• **YOUR OBJECTIVE**:
State how many lines of the entries hold the string "ylabel", and nothing more.

• **ROWS**:
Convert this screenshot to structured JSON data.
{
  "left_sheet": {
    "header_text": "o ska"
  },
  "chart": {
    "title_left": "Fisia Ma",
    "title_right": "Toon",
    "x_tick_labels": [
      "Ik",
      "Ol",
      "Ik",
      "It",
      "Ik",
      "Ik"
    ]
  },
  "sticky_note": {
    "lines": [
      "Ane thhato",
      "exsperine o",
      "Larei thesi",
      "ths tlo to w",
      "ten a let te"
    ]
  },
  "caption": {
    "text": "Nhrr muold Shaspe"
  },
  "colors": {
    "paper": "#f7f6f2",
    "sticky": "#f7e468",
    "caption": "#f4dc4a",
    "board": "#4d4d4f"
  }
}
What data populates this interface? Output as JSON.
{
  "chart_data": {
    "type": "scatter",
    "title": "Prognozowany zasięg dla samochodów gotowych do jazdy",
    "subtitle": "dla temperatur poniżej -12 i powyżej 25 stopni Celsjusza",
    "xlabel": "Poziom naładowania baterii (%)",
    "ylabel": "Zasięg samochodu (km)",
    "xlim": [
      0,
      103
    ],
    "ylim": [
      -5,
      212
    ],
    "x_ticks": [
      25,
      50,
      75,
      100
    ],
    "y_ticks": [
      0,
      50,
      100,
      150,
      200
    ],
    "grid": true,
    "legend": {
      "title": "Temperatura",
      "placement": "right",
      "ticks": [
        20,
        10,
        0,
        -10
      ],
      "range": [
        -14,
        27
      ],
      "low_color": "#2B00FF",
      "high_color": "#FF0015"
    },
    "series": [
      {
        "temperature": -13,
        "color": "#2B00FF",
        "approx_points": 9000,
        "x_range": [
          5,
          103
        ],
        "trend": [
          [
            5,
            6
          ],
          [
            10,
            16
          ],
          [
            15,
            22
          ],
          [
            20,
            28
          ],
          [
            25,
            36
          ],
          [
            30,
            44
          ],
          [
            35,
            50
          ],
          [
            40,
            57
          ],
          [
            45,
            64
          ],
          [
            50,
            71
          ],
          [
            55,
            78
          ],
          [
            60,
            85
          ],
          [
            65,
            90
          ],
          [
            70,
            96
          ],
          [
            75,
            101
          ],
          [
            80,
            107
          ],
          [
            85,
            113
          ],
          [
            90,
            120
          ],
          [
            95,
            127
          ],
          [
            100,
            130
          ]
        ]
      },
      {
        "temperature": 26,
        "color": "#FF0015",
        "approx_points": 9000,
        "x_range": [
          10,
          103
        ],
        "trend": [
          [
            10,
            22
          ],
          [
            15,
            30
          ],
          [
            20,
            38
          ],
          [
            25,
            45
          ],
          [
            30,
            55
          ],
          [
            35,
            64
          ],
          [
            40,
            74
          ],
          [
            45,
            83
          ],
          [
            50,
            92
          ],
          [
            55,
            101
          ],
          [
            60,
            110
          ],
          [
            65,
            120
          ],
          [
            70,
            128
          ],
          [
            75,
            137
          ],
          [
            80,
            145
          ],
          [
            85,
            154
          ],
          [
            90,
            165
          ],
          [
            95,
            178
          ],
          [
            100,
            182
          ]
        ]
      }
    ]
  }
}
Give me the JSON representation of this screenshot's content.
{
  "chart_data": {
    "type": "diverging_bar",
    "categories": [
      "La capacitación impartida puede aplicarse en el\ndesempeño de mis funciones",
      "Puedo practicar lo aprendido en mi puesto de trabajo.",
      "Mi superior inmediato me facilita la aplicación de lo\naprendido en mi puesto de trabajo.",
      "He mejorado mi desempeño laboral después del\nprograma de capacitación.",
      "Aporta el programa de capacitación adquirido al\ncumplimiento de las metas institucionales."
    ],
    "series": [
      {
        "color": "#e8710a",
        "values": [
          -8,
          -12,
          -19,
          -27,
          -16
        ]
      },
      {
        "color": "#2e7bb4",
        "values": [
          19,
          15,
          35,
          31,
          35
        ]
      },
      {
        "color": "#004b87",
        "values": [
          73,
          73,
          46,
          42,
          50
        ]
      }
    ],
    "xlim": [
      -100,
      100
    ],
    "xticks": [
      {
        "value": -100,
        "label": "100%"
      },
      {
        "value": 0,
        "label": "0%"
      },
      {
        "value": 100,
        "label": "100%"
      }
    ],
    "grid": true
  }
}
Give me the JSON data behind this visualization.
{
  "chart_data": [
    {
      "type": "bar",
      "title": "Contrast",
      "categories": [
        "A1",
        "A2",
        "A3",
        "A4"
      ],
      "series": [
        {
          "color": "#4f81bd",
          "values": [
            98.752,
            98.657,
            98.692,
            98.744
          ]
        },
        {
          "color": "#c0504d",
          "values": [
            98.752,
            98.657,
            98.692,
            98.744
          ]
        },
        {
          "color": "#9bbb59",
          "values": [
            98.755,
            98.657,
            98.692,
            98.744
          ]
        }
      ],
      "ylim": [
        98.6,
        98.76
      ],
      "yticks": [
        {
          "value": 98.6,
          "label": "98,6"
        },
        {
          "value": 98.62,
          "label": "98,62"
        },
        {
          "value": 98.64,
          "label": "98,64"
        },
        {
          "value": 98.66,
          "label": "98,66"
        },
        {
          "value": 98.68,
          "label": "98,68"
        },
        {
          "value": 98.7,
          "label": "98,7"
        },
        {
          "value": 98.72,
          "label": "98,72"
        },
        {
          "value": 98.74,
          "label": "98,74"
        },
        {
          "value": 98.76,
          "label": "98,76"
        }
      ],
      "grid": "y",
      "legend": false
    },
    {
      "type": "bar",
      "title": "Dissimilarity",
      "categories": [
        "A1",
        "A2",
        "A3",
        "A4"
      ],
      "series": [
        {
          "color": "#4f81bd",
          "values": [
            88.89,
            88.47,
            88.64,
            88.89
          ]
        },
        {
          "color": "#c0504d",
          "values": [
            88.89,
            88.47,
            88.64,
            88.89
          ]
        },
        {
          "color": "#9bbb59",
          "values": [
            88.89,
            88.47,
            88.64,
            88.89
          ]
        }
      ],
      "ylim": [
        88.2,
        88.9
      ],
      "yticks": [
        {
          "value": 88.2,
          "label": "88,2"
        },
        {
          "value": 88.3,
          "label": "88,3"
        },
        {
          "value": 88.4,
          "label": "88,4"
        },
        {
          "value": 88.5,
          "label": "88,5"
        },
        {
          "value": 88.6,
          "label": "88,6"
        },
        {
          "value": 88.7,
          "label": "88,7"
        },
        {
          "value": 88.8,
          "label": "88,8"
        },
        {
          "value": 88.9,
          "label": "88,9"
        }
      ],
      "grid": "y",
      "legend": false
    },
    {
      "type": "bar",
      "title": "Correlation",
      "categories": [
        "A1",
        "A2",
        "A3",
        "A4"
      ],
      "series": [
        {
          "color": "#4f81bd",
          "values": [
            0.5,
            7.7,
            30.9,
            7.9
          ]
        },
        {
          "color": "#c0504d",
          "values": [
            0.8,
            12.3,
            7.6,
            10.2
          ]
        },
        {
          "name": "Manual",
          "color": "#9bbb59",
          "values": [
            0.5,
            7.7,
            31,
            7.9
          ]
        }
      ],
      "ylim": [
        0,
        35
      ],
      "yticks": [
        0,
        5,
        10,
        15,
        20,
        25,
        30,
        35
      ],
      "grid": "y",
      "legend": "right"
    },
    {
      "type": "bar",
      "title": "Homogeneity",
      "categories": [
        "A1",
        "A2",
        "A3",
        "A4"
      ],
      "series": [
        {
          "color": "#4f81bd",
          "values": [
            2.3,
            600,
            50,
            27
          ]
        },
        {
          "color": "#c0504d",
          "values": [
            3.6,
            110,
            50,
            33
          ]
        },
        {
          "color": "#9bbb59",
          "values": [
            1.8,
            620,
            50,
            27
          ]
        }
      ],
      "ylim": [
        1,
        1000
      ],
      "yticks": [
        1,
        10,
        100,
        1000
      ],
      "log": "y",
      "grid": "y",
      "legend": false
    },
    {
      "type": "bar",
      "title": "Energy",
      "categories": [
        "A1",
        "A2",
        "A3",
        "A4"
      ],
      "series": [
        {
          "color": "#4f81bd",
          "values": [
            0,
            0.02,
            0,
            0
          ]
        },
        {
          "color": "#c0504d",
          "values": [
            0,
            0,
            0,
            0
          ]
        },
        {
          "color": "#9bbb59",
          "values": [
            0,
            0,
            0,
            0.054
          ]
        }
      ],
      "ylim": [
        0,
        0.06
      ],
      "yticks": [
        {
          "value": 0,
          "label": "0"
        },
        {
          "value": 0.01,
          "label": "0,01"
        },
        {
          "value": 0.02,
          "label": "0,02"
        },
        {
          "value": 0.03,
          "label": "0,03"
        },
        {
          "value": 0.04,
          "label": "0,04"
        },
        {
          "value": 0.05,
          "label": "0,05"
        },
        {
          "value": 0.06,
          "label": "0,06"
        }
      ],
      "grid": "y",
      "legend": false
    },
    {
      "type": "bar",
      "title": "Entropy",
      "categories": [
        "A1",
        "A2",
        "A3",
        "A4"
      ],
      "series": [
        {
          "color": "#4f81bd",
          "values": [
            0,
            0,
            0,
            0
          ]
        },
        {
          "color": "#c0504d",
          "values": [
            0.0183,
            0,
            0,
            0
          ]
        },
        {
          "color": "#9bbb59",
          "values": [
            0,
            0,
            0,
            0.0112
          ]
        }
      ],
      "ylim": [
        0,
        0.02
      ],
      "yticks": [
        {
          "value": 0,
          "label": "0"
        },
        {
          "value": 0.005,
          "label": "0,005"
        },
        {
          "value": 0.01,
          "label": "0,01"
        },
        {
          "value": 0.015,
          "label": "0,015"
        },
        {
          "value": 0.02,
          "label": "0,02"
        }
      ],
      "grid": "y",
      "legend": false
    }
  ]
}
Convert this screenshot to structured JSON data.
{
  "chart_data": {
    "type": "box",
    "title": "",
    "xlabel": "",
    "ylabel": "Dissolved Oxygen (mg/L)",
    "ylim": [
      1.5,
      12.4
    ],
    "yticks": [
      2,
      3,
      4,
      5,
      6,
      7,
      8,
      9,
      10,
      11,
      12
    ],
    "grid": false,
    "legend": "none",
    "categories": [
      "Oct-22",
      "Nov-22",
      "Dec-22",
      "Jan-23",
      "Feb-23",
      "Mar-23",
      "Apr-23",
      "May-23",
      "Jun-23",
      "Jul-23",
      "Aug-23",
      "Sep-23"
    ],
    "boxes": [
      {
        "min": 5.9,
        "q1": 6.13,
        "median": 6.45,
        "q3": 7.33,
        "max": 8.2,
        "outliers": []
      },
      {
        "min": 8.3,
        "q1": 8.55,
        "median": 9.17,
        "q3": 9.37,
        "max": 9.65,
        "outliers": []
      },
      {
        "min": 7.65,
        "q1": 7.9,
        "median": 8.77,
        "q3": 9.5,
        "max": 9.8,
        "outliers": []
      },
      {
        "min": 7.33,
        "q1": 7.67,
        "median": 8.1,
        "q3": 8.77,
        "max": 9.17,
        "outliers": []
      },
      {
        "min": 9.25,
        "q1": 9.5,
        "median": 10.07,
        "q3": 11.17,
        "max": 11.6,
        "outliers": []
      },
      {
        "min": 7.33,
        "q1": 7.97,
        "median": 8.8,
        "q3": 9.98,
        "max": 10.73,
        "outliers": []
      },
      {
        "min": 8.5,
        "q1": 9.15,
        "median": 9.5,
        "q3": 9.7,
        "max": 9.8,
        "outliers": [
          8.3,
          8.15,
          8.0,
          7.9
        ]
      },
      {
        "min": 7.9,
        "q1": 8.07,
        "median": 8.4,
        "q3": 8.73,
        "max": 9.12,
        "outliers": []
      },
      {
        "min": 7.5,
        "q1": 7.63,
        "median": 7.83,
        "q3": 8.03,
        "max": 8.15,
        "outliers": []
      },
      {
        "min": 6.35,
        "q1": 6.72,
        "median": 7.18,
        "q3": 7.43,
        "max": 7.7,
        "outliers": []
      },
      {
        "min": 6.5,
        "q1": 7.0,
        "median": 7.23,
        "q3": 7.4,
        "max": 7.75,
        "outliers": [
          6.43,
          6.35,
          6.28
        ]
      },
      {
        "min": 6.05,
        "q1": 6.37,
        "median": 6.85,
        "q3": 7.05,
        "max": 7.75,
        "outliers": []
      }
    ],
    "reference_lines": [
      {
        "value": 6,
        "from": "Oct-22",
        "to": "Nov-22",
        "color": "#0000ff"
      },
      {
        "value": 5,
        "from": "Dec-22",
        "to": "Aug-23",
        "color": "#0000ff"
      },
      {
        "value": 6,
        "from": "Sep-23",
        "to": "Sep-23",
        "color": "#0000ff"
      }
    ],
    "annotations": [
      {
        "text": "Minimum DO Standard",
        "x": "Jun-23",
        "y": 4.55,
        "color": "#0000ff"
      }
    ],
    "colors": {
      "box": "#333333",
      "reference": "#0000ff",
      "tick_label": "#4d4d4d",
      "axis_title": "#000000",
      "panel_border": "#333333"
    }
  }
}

• **RESPONSE TO THIS TASK**:
2